> Problem
Copy out all the lines where "link" shows up.

> Data
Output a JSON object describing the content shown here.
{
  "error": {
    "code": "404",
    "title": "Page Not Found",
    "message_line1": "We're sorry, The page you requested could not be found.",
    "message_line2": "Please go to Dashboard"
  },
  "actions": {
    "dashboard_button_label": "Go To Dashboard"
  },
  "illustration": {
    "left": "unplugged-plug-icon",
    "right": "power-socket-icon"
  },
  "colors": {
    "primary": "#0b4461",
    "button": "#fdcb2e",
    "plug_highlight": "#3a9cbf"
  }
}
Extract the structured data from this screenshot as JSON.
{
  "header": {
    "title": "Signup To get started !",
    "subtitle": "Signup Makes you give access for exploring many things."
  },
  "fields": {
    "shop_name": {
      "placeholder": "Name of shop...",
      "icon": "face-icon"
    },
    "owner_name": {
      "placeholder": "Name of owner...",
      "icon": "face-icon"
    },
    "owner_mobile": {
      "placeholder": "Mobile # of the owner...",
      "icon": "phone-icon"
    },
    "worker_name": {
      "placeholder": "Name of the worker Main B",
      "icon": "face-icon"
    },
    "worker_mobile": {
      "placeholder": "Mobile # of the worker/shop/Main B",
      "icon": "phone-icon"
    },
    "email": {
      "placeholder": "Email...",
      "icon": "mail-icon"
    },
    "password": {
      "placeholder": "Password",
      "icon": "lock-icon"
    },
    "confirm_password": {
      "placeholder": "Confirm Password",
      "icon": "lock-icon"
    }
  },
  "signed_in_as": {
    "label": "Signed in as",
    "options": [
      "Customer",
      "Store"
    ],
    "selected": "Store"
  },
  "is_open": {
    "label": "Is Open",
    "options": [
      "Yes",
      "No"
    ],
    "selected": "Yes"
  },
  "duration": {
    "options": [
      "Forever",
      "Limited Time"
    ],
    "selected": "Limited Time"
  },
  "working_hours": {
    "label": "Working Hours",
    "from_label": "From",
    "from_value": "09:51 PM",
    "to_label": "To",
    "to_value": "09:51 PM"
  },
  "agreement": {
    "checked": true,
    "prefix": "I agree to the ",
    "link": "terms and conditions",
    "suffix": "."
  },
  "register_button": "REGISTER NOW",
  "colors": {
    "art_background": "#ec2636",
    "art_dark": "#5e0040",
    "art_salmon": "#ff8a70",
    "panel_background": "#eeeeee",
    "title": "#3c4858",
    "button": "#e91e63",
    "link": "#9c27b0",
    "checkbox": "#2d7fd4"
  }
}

> Solution
    "link": "terms and conditions",
    "link": "#9c27b0",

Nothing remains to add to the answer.